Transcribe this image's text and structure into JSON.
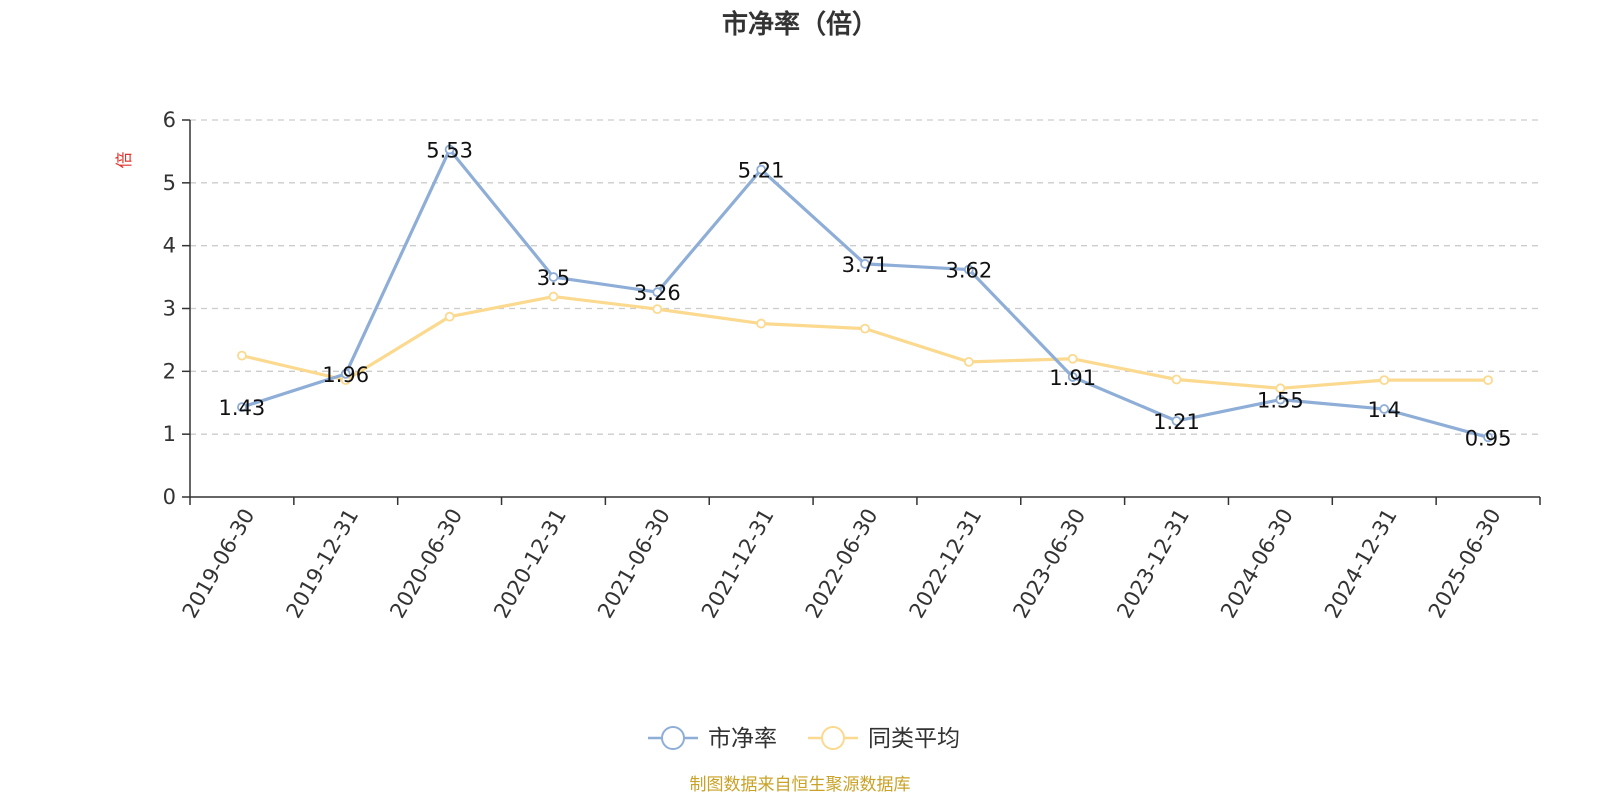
{
  "chart_data": {
    "type": "line",
    "title": "市净率（倍）",
    "ylabel": "倍",
    "xlabel": "",
    "categories": [
      "2019-06-30",
      "2019-12-31",
      "2020-06-30",
      "2020-12-31",
      "2021-06-30",
      "2021-12-31",
      "2022-06-30",
      "2022-12-31",
      "2023-06-30",
      "2023-12-31",
      "2024-06-30",
      "2024-12-31",
      "2025-06-30"
    ],
    "series": [
      {
        "name": "市净率",
        "values": [
          1.43,
          1.96,
          5.53,
          3.5,
          3.26,
          5.21,
          3.71,
          3.62,
          1.91,
          1.21,
          1.55,
          1.4,
          0.95
        ],
        "color": "#8eaed8",
        "show_labels": true
      },
      {
        "name": "同类平均",
        "values": [
          2.25,
          1.86,
          2.87,
          3.19,
          2.99,
          2.76,
          2.68,
          2.15,
          2.2,
          1.87,
          1.73,
          1.86,
          1.86
        ],
        "color": "#fbd98f",
        "show_labels": false
      }
    ],
    "ylim": [
      0,
      6
    ],
    "yticks": [
      0,
      1,
      2,
      3,
      4,
      5,
      6
    ],
    "grid": true,
    "legend": "bottom-center"
  },
  "source_note": "制图数据来自恒生聚源数据库"
}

**WRITTEN INSTRUCTION**
Above are the records; reproduce them exactly and leave out the pictures.

**WORKED SOLUTION**
Transcribe this image's text and structure into JSON.
{
  "chart_data": {
    "type": "line",
    "title": "市净率（倍）",
    "ylabel": "倍",
    "xlabel": "",
    "categories": [
      "2019-06-30",
      "2019-12-31",
      "2020-06-30",
      "2020-12-31",
      "2021-06-30",
      "2021-12-31",
      "2022-06-30",
      "2022-12-31",
      "2023-06-30",
      "2023-12-31",
      "2024-06-30",
      "2024-12-31",
      "2025-06-30"
    ],
    "series": [
      {
        "name": "市净率",
        "values": [
          1.43,
          1.96,
          5.53,
          3.5,
          3.26,
          5.21,
          3.71,
          3.62,
          1.91,
          1.21,
          1.55,
          1.4,
          0.95
        ],
        "color": "#8eaed8",
        "show_labels": true
      },
      {
        "name": "同类平均",
        "values": [
          2.25,
          1.86,
          2.87,
          3.19,
          2.99,
          2.76,
          2.68,
          2.15,
          2.2,
          1.87,
          1.73,
          1.86,
          1.86
        ],
        "color": "#fbd98f",
        "show_labels": false
      }
    ],
    "ylim": [
      0,
      6
    ],
    "yticks": [
      0,
      1,
      2,
      3,
      4,
      5,
      6
    ],
    "grid": true,
    "legend": "bottom-center"
  },
  "source_note": "制图数据来自恒生聚源数据库"
}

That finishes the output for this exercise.